Return the listing below in full, with every line exactly as it is.

'''

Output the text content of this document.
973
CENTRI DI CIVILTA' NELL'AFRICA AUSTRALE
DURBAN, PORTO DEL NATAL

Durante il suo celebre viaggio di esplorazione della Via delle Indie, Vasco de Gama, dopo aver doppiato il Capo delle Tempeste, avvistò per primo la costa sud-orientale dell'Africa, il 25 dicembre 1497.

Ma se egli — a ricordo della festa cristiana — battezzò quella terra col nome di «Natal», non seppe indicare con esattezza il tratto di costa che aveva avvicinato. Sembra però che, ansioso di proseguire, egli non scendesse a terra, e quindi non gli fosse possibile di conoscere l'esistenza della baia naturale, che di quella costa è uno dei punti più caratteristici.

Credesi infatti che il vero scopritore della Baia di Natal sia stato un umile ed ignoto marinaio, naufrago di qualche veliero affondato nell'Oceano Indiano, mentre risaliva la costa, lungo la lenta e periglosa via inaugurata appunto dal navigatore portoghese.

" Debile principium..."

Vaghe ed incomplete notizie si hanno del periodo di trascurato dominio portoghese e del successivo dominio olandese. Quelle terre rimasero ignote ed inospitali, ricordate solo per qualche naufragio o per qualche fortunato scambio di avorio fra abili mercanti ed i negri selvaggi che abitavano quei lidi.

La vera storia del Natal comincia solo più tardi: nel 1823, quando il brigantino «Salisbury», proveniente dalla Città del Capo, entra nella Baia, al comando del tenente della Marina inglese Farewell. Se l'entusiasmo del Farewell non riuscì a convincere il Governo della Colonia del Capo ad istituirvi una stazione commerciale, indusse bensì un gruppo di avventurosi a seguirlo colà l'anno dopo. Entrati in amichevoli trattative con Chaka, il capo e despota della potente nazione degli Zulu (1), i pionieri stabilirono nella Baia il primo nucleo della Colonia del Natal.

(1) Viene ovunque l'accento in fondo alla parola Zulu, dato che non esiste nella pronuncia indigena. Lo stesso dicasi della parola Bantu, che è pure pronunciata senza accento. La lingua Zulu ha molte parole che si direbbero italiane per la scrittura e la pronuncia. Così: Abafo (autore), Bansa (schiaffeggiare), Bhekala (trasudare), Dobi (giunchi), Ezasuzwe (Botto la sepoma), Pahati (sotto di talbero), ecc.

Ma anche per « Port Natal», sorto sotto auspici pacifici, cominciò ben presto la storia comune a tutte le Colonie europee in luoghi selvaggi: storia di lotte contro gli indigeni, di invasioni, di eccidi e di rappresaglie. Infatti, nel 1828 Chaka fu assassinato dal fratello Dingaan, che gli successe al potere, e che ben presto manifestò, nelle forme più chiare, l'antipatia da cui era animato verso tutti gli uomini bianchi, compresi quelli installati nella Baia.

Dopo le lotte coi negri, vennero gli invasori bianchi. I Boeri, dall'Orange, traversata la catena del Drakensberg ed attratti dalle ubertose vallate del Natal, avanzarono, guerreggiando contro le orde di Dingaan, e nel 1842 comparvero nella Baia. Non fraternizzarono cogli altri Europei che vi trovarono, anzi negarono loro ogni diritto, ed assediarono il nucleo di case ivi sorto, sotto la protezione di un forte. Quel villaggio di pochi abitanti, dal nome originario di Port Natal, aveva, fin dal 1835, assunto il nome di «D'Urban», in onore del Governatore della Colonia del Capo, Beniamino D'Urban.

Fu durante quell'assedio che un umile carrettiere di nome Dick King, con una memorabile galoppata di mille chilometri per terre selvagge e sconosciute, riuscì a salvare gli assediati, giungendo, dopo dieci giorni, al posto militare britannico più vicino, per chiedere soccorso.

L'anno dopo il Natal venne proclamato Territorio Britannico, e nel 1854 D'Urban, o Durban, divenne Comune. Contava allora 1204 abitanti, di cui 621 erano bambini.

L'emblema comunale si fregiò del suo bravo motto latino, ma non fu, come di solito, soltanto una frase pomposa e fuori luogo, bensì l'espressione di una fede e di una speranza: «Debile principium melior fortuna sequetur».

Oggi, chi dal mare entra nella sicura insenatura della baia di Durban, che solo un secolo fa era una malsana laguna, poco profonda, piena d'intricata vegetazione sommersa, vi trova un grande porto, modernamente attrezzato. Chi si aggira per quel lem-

'''

CORRECT RESULT:
Output the text content of this document.
973
CENTRI DI CIVILTA' NELL'AFRICA AUSTRALE
DURBAN, PORTO DEL NATAL

Durante il suo celebre viaggio di esplorazione della Via delle Indie, Vasco de Gama, dopo aver doppiato il Capo delle Tempeste, avvistò per primo la costa sud-orientale dell'Africa, il 25 dicembre 1497.

Ma se egli — a ricordo della festa cristiana — battezzò quella terra col nome di «Natal», non seppe indicare con esattezza il tratto di costa che aveva avvicinato. Sembra però che, ansioso di proseguire, egli non scendesse a terra, e quindi non gli fosse possibile di conoscere l'esistenza della baia naturale, che di quella costa è uno dei punti più caratteristici.

Credesi infatti che il vero scopritore della Baia di Natal sia stato un umile ed ignoto marinaio, naufrago di qualche veliero affondato nell'Oceano Indiano, mentre risaliva la costa, lungo la lenta e periglosa via inaugurata appunto dal navigatore portoghese.

" Debile principium..."

Vaghe ed incomplete notizie si hanno del periodo di trascurato dominio portoghese e del successivo dominio olandese. Quelle terre rimasero ignote ed inospitali, ricordate solo per qualche naufragio o per qualche fortunato scambio di avorio fra abili mercanti ed i negri selvaggi che abitavano quei lidi.

La vera storia del Natal comincia solo più tardi: nel 1823, quando il brigantino «Salisbury», proveniente dalla Città del Capo, entra nella Baia, al comando del tenente della Marina inglese Farewell. Se l'entusiasmo del Farewell non riuscì a convincere il Governo della Colonia del Capo ad istituirvi una stazione commerciale, indusse bensì un gruppo di avventurosi a seguirlo colà l'anno dopo. Entrati in amichevoli trattative con Chaka, il capo e despota della potente nazione degli Zulu (1), i pionieri stabilirono nella Baia il primo nucleo della Colonia del Natal.

(1) Viene ovunque l'accento in fondo alla parola Zulu, dato che non esiste nella pronuncia indigena. Lo stesso dicasi della parola Bantu, che è pure pronunciata senza accento. La lingua Zulu ha molte parole che si direbbero italiane per la scrittura e la pronuncia. Così: Abafo (autore), Bansa (schiaffeggiare), Bhekala (trasudare), Dobi (giunchi), Ezasuzwe (Botto la sepoma), Pahati (sotto di talbero), ecc.

Ma anche per « Port Natal», sorto sotto auspici pacifici, cominciò ben presto la storia comune a tutte le Colonie europee in luoghi selvaggi: storia di lotte contro gli indigeni, di invasioni, di eccidi e di rappresaglie. Infatti, nel 1828 Chaka fu assassinato dal fratello Dingaan, che gli successe al potere, e che ben presto manifestò, nelle forme più chiare, l'antipatia da cui era animato verso tutti gli uomini bianchi, compresi quelli installati nella Baia.

Dopo le lotte coi negri, vennero gli invasori bianchi. I Boeri, dall'Orange, traversata la catena del Drakensberg ed attratti dalle ubertose vallate del Natal, avanzarono, guerreggiando contro le orde di Dingaan, e nel 1842 comparvero nella Baia. Non fraternizzarono cogli altri Europei che vi trovarono, anzi negarono loro ogni diritto, ed assediarono il nucleo di case ivi sorto, sotto la protezione di un forte. Quel villaggio di pochi abitanti, dal nome originario di Port Natal, aveva, fin dal 1835, assunto il nome di «D'Urban», in onore del Governatore della Colonia del Capo, Beniamino D'Urban.

Fu durante quell'assedio che un umile carrettiere di nome Dick King, con una memorabile galoppata di mille chilometri per terre selvagge e sconosciute, riuscì a salvare gli assediati, giungendo, dopo dieci giorni, al posto militare britannico più vicino, per chiedere soccorso.

L'anno dopo il Natal venne proclamato Territorio Britannico, e nel 1854 D'Urban, o Durban, divenne Comune. Contava allora 1204 abitanti, di cui 621 erano bambini.

L'emblema comunale si fregiò del suo bravo motto latino, ma non fu, come di solito, soltanto una frase pomposa e fuori luogo, bensì l'espressione di una fede e di una speranza: «Debile principium melior fortuna sequetur».

Oggi, chi dal mare entra nella sicura insenatura della baia di Durban, che solo un secolo fa era una malsana laguna, poco profonda, piena d'intricata vegetazione sommersa, vi trova un grande porto, modernamente attrezzato. Chi si aggira per quel lem-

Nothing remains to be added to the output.